→ YOUR TASK
Count every line in the entries that follow where the word "title" appears, then state only the total.
-- BEGIN LISTING --
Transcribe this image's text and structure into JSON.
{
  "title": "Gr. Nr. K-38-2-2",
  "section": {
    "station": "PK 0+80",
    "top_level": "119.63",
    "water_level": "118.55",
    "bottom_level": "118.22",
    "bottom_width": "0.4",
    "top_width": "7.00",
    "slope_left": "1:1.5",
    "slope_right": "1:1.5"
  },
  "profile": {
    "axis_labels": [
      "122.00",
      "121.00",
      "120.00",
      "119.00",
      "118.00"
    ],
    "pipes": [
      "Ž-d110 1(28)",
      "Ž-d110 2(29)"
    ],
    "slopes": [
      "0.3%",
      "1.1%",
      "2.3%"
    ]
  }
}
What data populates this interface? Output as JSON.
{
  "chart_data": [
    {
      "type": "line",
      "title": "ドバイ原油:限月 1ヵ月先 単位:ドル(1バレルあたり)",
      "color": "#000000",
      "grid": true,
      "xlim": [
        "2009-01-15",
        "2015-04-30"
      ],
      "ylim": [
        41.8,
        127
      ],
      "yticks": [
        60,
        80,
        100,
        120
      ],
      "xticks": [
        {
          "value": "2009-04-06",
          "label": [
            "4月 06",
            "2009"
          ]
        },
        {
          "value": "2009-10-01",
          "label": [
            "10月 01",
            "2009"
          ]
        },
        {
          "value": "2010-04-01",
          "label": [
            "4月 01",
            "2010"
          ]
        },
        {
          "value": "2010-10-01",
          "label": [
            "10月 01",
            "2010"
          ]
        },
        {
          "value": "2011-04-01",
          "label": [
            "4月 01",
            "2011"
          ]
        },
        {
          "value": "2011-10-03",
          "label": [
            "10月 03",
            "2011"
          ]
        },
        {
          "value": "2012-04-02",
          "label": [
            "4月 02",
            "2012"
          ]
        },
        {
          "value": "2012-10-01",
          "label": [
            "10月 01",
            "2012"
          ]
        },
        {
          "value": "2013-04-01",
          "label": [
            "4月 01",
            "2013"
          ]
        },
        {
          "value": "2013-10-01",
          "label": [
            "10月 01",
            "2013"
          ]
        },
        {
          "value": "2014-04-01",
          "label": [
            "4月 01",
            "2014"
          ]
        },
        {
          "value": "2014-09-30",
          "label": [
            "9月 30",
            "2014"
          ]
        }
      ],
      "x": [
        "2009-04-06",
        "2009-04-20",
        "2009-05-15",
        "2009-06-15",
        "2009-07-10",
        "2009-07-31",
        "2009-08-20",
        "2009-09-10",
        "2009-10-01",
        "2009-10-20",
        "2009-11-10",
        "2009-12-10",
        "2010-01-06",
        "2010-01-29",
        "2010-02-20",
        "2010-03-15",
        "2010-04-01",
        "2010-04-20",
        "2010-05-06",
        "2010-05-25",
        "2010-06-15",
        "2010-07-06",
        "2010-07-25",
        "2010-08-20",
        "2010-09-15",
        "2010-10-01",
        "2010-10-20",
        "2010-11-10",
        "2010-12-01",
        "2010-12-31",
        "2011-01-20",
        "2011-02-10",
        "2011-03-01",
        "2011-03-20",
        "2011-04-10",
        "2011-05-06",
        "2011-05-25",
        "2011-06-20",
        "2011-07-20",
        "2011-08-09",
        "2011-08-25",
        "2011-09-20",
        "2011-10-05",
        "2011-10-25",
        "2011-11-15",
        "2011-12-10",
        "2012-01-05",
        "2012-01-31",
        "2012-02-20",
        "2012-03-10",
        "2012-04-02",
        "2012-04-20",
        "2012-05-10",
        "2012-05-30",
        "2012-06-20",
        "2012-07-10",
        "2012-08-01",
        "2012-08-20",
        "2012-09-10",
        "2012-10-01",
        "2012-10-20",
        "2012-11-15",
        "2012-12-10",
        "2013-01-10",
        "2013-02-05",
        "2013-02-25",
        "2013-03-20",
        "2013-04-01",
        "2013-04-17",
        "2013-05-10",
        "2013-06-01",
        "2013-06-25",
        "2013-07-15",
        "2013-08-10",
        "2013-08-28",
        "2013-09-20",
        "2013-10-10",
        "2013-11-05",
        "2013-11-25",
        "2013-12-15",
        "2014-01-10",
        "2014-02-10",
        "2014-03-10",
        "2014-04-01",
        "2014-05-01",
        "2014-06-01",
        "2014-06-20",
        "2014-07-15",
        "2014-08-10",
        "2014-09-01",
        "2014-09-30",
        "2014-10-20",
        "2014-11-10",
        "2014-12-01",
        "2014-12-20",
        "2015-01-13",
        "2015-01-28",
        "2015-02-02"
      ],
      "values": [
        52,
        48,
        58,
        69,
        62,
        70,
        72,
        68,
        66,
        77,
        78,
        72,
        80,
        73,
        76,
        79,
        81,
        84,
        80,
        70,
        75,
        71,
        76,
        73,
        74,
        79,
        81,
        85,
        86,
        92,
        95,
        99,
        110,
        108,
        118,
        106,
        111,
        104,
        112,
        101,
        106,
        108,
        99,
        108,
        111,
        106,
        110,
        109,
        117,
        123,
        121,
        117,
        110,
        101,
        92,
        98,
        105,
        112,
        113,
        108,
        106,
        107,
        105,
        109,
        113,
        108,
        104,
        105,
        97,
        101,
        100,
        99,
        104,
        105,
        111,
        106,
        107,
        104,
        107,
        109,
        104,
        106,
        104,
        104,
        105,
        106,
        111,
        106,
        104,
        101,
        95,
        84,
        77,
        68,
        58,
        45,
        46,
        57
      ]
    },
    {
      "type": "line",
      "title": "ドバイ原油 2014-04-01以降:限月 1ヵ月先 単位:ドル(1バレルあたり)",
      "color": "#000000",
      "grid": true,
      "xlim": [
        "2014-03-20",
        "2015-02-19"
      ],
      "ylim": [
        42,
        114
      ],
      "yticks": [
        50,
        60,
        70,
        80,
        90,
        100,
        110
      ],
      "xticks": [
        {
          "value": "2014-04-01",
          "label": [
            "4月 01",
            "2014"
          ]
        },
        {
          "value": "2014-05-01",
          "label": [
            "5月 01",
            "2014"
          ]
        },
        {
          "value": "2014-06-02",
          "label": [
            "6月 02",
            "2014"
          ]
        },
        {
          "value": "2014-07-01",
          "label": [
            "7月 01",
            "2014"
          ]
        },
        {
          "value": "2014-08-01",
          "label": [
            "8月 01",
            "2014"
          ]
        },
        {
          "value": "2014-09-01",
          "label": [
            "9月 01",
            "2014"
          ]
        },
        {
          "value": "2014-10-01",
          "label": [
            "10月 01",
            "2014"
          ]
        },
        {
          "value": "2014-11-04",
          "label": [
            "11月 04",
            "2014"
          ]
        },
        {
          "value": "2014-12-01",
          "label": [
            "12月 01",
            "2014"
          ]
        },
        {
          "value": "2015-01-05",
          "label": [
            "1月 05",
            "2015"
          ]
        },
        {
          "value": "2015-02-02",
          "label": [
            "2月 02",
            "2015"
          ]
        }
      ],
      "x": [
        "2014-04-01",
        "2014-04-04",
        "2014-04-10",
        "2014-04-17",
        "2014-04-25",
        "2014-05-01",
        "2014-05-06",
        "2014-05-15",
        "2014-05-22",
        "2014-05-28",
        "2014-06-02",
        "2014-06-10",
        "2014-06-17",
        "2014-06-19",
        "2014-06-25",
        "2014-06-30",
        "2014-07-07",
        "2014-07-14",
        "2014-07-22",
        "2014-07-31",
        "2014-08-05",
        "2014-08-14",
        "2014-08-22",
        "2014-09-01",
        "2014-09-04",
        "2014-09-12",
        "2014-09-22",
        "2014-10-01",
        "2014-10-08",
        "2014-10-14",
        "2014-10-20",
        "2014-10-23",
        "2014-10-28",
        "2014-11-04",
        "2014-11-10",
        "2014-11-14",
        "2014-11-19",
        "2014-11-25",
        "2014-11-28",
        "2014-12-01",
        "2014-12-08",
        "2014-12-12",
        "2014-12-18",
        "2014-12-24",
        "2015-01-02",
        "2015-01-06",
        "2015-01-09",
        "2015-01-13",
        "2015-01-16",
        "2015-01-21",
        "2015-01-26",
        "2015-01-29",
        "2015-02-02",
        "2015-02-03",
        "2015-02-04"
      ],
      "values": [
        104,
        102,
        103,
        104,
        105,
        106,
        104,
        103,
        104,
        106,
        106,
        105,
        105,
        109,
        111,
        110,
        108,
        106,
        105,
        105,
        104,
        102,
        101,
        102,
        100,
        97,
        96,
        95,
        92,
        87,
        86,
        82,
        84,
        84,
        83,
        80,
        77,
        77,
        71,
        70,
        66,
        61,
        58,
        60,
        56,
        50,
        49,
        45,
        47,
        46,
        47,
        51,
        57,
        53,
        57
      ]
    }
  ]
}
-- END LISTING --
→ IN RESPONSE
3